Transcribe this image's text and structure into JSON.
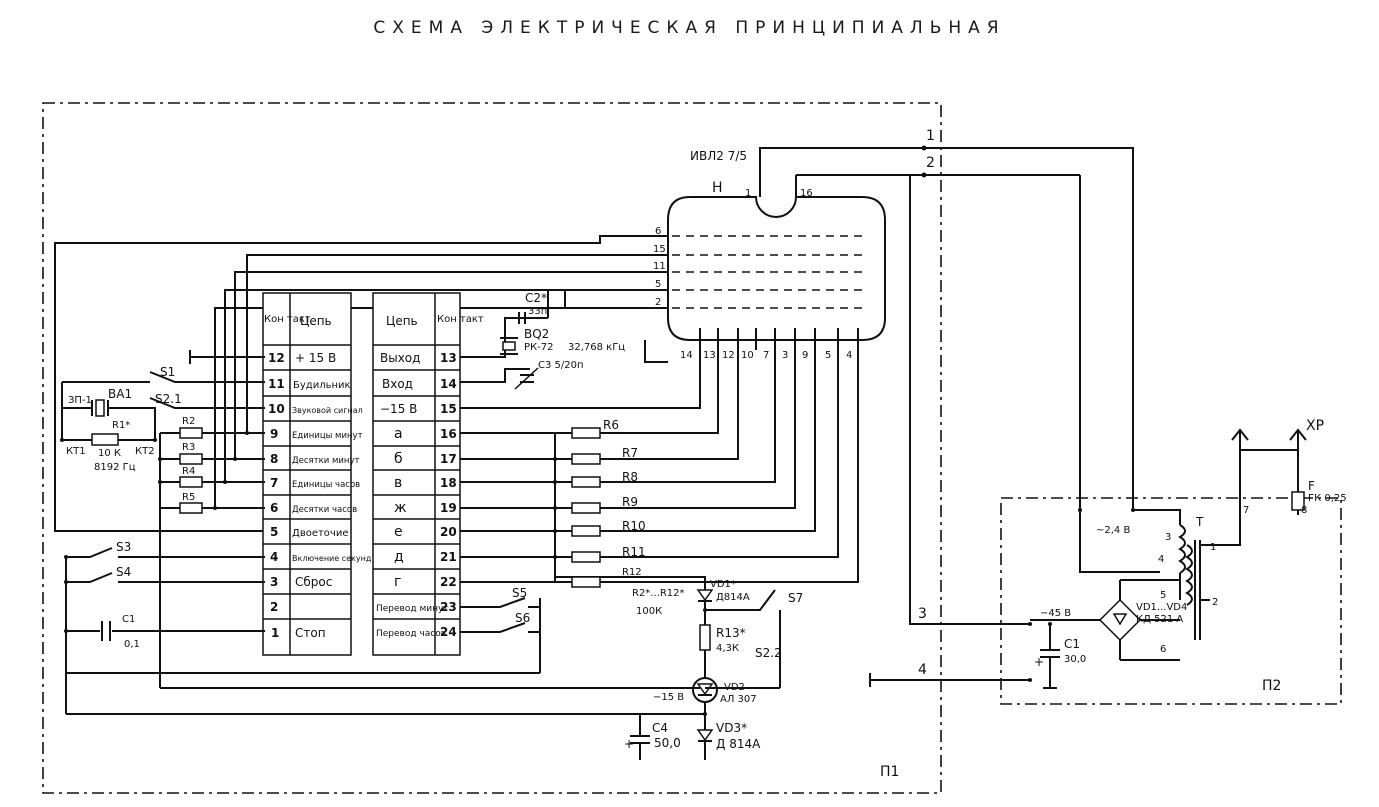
{
  "title": "СХЕМА ЭЛЕКТРИЧЕСКАЯ ПРИНЦИПИАЛЬНАЯ",
  "indicator": {
    "type_label": "ИВЛ2 7/5",
    "ref": "Н",
    "pins_top": [
      "1",
      "16"
    ],
    "pins_left": [
      "6",
      "15",
      "11",
      "5",
      "2"
    ],
    "pins_bottom": [
      "14",
      "13",
      "12",
      "10",
      "7",
      "3",
      "9",
      "5",
      "4"
    ]
  },
  "left_table": {
    "header_contact": "Кон такт",
    "header_circuit": "Цепь",
    "rows": [
      {
        "pin": "12",
        "name": "+ 15 В"
      },
      {
        "pin": "11",
        "name": "Будильник"
      },
      {
        "pin": "10",
        "name": "Звуковой сигнал"
      },
      {
        "pin": "9",
        "name": "Единицы минут"
      },
      {
        "pin": "8",
        "name": "Десятки минут"
      },
      {
        "pin": "7",
        "name": "Единицы часов"
      },
      {
        "pin": "6",
        "name": "Десятки часов"
      },
      {
        "pin": "5",
        "name": "Двоеточие"
      },
      {
        "pin": "4",
        "name": "Включение секунд"
      },
      {
        "pin": "3",
        "name": "Сброс"
      },
      {
        "pin": "2",
        "name": ""
      },
      {
        "pin": "1",
        "name": "Стоп"
      }
    ]
  },
  "right_table": {
    "header_circuit": "Цепь",
    "header_contact": "Кон такт",
    "rows": [
      {
        "name": "Выход",
        "pin": "13"
      },
      {
        "name": "Вход",
        "pin": "14"
      },
      {
        "name": "−15 В",
        "pin": "15"
      },
      {
        "name": "а",
        "pin": "16"
      },
      {
        "name": "б",
        "pin": "17"
      },
      {
        "name": "в",
        "pin": "18"
      },
      {
        "name": "ж",
        "pin": "19"
      },
      {
        "name": "е",
        "pin": "20"
      },
      {
        "name": "д",
        "pin": "21"
      },
      {
        "name": "г",
        "pin": "22"
      },
      {
        "name": "Перевод минут",
        "pin": "23"
      },
      {
        "name": "Перевод часов",
        "pin": "24"
      }
    ]
  },
  "components": {
    "s1": "S1",
    "s2_1": "S2.1",
    "ba1": "ВА1",
    "zp1": "ЗП-1",
    "r1": "R1*",
    "r1_value": "10 К",
    "kt1": "КТ1",
    "kt2": "КТ2",
    "freq": "8192 Гц",
    "r2": "R2",
    "r3": "R3",
    "r4": "R4",
    "r5": "R5",
    "s3": "S3",
    "s4": "S4",
    "c1": "С1",
    "c1_value": "0,1",
    "c2": "С2*",
    "c2_value": "33п",
    "bq2": "ВQ2",
    "bq2_type": "РК-72",
    "bq2_freq": "32,768 кГц",
    "c3": "С3 5/20п",
    "r6": "R6",
    "r7": "R7",
    "r8": "R8",
    "r9": "R9",
    "r10": "R10",
    "r11": "R11",
    "r12": "R12",
    "r_note": "R2*...R12*",
    "r_note_value": "100К",
    "vd1": "VD1*",
    "vd1_type": "Д814А",
    "s7": "S7",
    "r13": "R13*",
    "r13_value": "4,3К",
    "s2_2": "S2.2",
    "s5": "S5",
    "s6": "S6",
    "vd2": "VD2",
    "vd2_type": "АЛ 307",
    "minus15": "−15 В",
    "c4": "С4",
    "c4_value": "50,0",
    "vd3": "VD3*",
    "vd3_type": "Д 814А",
    "block_p1": "П1",
    "block_p2": "П2",
    "conn_1": "1",
    "conn_2": "2",
    "conn_3": "3",
    "conn_4": "4",
    "xp": "ХР",
    "fuse": "F",
    "fuse_value": "ГК 0,25",
    "trans_v": "~2,4 В",
    "trans": "Т",
    "p2_minus45": "−45 В",
    "c1b": "С1",
    "c1b_value": "30,0",
    "bridge": "VD1...VD4",
    "bridge_type": "КД 521 А",
    "p2_pins": [
      "1",
      "2",
      "3",
      "4",
      "5",
      "6",
      "7",
      "8"
    ]
  }
}
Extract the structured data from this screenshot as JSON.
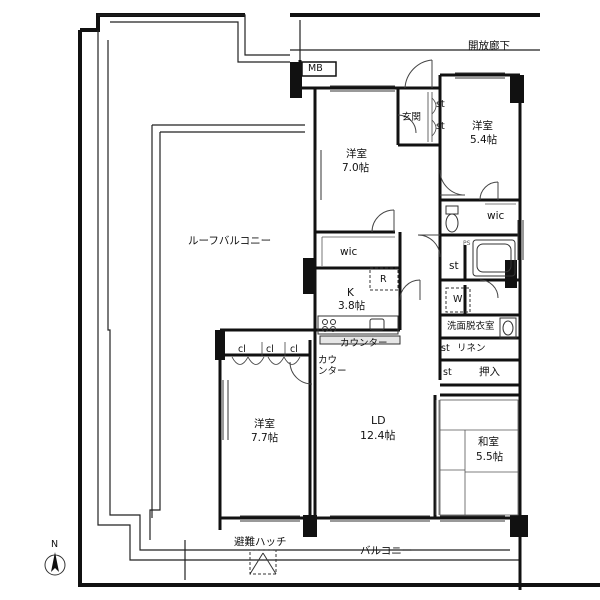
{
  "labels": {
    "corridor": "開放廊下",
    "mb": "MB",
    "entrance": "玄関",
    "st": "st",
    "west_room_ne": "洋室",
    "west_room_ne_size": "5.4帖",
    "west_room_n": "洋室",
    "west_room_n_size": "7.0帖",
    "wic": "wic",
    "roof_balcony": "ルーフバルコニー",
    "ps": "PS",
    "refrigerator": "R",
    "kitchen": "K",
    "kitchen_size": "3.8帖",
    "washer": "W",
    "dressing_room": "洗面脱衣室",
    "linen": "リネン",
    "counter": "カウンター",
    "counter_vertical": "カウ\nンター",
    "cl": "cl",
    "oshiire": "押入",
    "west_room_sw": "洋室",
    "west_room_sw_size": "7.7帖",
    "ld": "LD",
    "ld_size": "12.4帖",
    "japanese_room": "和室",
    "japanese_room_size": "5.5帖",
    "escape_hatch": "避難ハッチ",
    "balcony": "バルコニー",
    "north": "N"
  }
}
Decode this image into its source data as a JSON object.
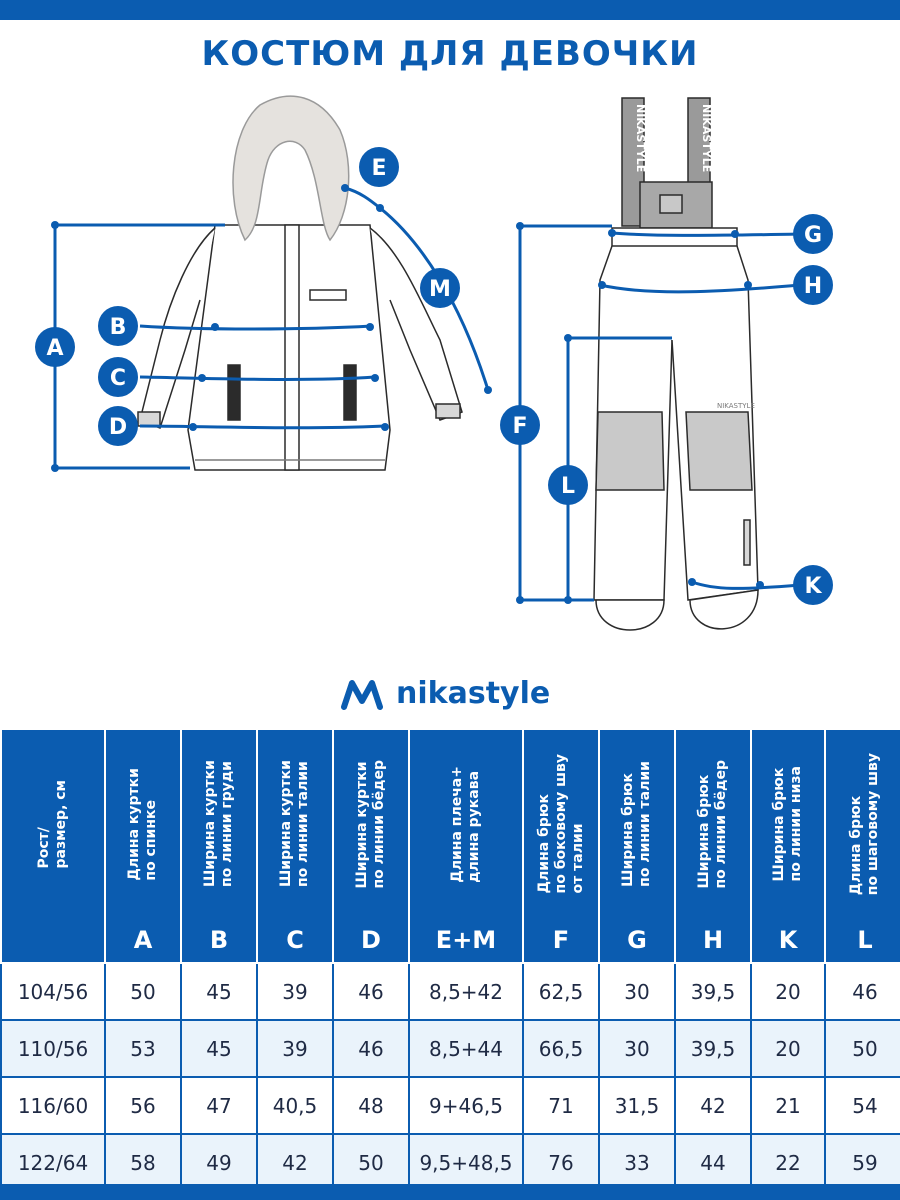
{
  "title": "КОСТЮМ ДЛЯ ДЕВОЧКИ",
  "brand": {
    "name": "nikastyle"
  },
  "colors": {
    "primary": "#0b5cb0",
    "row_alt": "#eaf3fb",
    "text": "#1f2a44"
  },
  "markers": [
    "A",
    "B",
    "C",
    "D",
    "E",
    "M",
    "F",
    "G",
    "H",
    "L",
    "K"
  ],
  "suspender_text": [
    "NIKASTYLE",
    "NIKASTYLE"
  ],
  "knee_label": "NIKASTYLE",
  "table": {
    "columns": [
      {
        "label": "Рост/\nразмер, см",
        "letter": ""
      },
      {
        "label": "Длина куртки\nпо спинке",
        "letter": "A"
      },
      {
        "label": "Ширина куртки\nпо линии груди",
        "letter": "B"
      },
      {
        "label": "Ширина куртки\nпо линии талии",
        "letter": "C"
      },
      {
        "label": "Ширина куртки\nпо линии бёдер",
        "letter": "D"
      },
      {
        "label": "Длина плеча+\nдлина рукава",
        "letter": "E+M"
      },
      {
        "label": "Длина брюк\nпо боковому шву\nот талии",
        "letter": "F"
      },
      {
        "label": "Ширина брюк\nпо линии талии",
        "letter": "G"
      },
      {
        "label": "Ширина брюк\nпо линии бёдер",
        "letter": "H"
      },
      {
        "label": "Ширина брюк\nпо линии низа",
        "letter": "K"
      },
      {
        "label": "Длина брюк\nпо шаговому шву",
        "letter": "L"
      }
    ],
    "rows": [
      [
        "104/56",
        "50",
        "45",
        "39",
        "46",
        "8,5+42",
        "62,5",
        "30",
        "39,5",
        "20",
        "46"
      ],
      [
        "110/56",
        "53",
        "45",
        "39",
        "46",
        "8,5+44",
        "66,5",
        "30",
        "39,5",
        "20",
        "50"
      ],
      [
        "116/60",
        "56",
        "47",
        "40,5",
        "48",
        "9+46,5",
        "71",
        "31,5",
        "42",
        "21",
        "54"
      ],
      [
        "122/64",
        "58",
        "49",
        "42",
        "50",
        "9,5+48,5",
        "76",
        "33",
        "44",
        "22",
        "59"
      ]
    ]
  }
}
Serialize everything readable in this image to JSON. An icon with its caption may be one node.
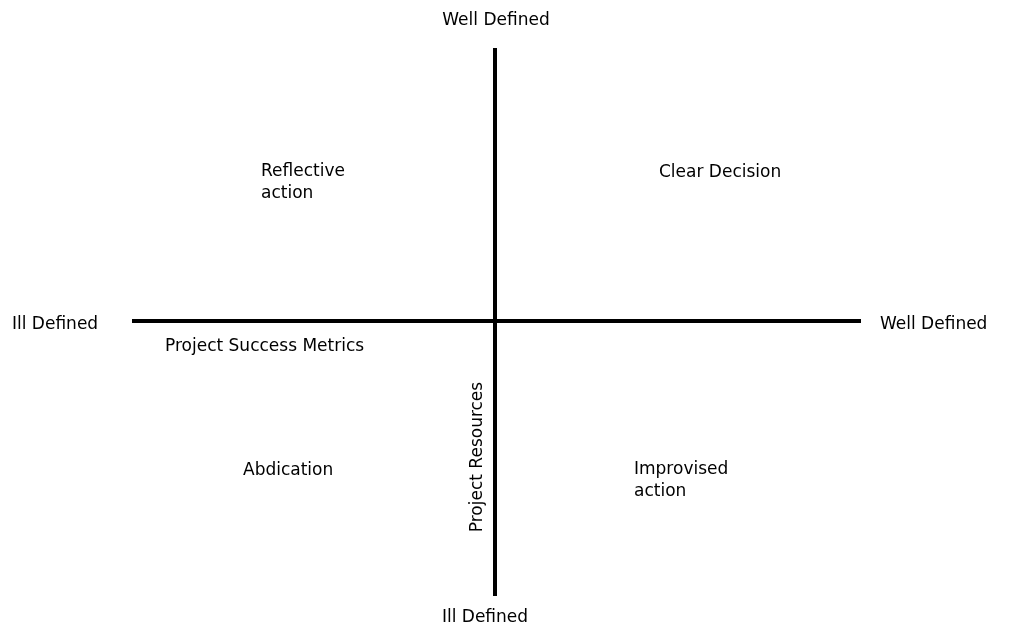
{
  "diagram": {
    "labels": [
      "Well Defined",
      "Reflective action",
      "Clear Decision",
      "Ill Defined",
      "Well Defined",
      "Project Success Metrics",
      "Project Resources",
      "Abdication",
      "Improvised action",
      "Ill Defined"
    ]
  }
}
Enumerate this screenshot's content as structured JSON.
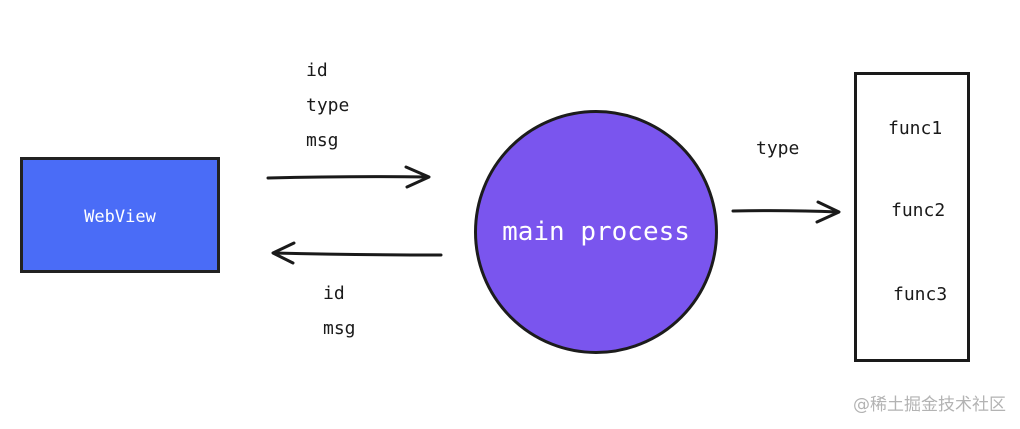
{
  "nodes": {
    "webview": {
      "label": "WebView",
      "color": "#4a6cf7"
    },
    "main_process": {
      "label": "main process",
      "color": "#7a55ee"
    },
    "functions": [
      "func1",
      "func2",
      "func3"
    ]
  },
  "arrows": {
    "webview_to_main": {
      "labels": [
        "id",
        "type",
        "msg"
      ]
    },
    "main_to_webview": {
      "labels": [
        "id",
        "msg"
      ]
    },
    "main_to_funcs": {
      "label": "type"
    }
  },
  "stroke_color": "#1a1a1a",
  "watermark": "@稀土掘金技术社区"
}
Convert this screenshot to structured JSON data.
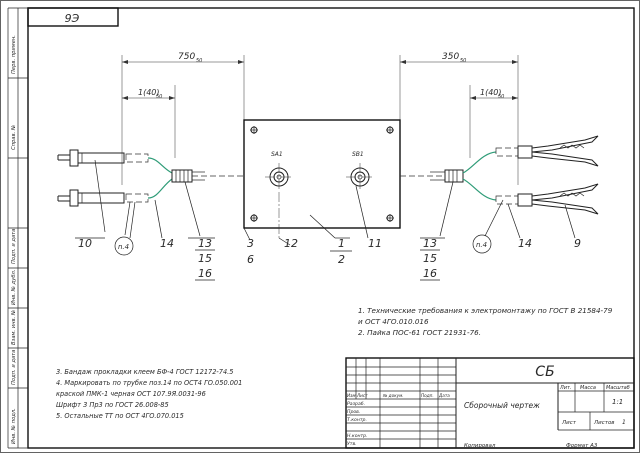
{
  "stamp_number": "9Э",
  "dimensions": {
    "left_total": "750",
    "left_total_tol": "50",
    "left_lead": "1(40)",
    "left_lead_tol": "50",
    "right_total": "350",
    "right_total_tol": "50",
    "right_lead": "1(40)",
    "right_lead_tol": "50"
  },
  "switch_labels": {
    "sa1": "SA1",
    "sb1": "SB1"
  },
  "callouts": {
    "c10": "10",
    "c14_left": "14",
    "c13_left": "13",
    "c15_left": "15",
    "c16_left": "16",
    "c3": "3",
    "c6": "6",
    "c12": "12",
    "c1": "1",
    "c2": "2",
    "c11": "11",
    "c13_right": "13",
    "c15_right": "15",
    "c16_right": "16",
    "c14_right": "14",
    "c9": "9",
    "mark_left": "n.4",
    "mark_right": "n.4"
  },
  "tech_notes": [
    "1. Технические требования к электромонтажу по ГОСТ В 21584-79",
    "   и ОСТ 4ГО.010.016",
    "2. Пайка ПОС-61 ГОСТ 21931-76."
  ],
  "assembly_notes": [
    "3. Бандаж прокладки клеем БФ-4 ГОСТ 12172-74.5",
    "4. Маркировать по трубке поз.14 по ОСТ4 ГО.050.001",
    "   краской ПМК-1 черная  ОСТ 107.9Я.0031-96",
    "   Шрифт 3 Пр3 по ГОСТ 26.008-85",
    "5. Остальные ТТ по ОСТ 4ГО.070.015"
  ],
  "title_block": {
    "code": "СБ",
    "name": "Сборочный чертеж",
    "col_lit": "Лит.",
    "col_mass": "Масса",
    "col_scale": "Масштаб",
    "scale_value": "1:1",
    "sheet_label": "Лист",
    "sheets_label": "Листов",
    "sheets_value": "1",
    "hdr_izm": "Изм",
    "hdr_list": "Лист",
    "hdr_doc": "№ докум.",
    "hdr_sign": "Подп.",
    "hdr_date": "Дата",
    "razrab": "Разраб.",
    "prov": "Пров.",
    "tkontr": "Т.контр.",
    "nkontr": "Н.контр.",
    "utv": "Утв.",
    "copied": "Копировал",
    "format": "Формат  А3"
  },
  "sidebar_labels": [
    "Перв. примен.",
    "Справ. №",
    "Подп. и дата",
    "Инв. № дубл.",
    "Взам. инв. №",
    "Подп. и дата",
    "Инв. № подл."
  ]
}
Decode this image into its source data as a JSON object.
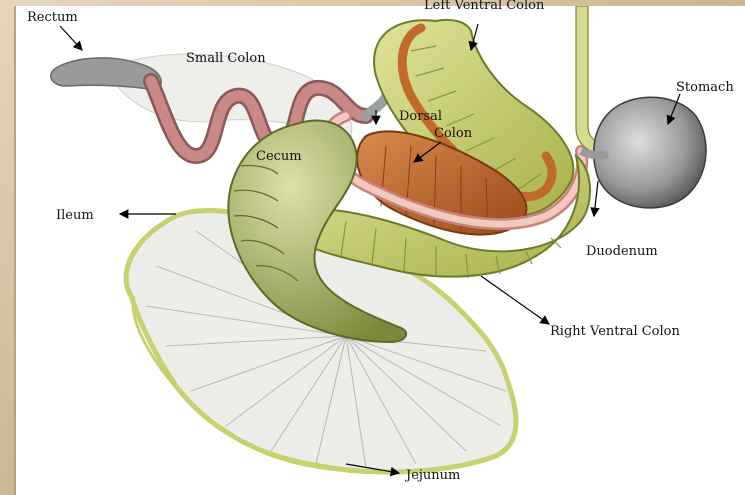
────────
* Goal: Only lines with the string "Единицы" belong in your answer; copy each one.

* Solution to this problem:
        "name": "Единицы минут"
        "name": "Единицы часов"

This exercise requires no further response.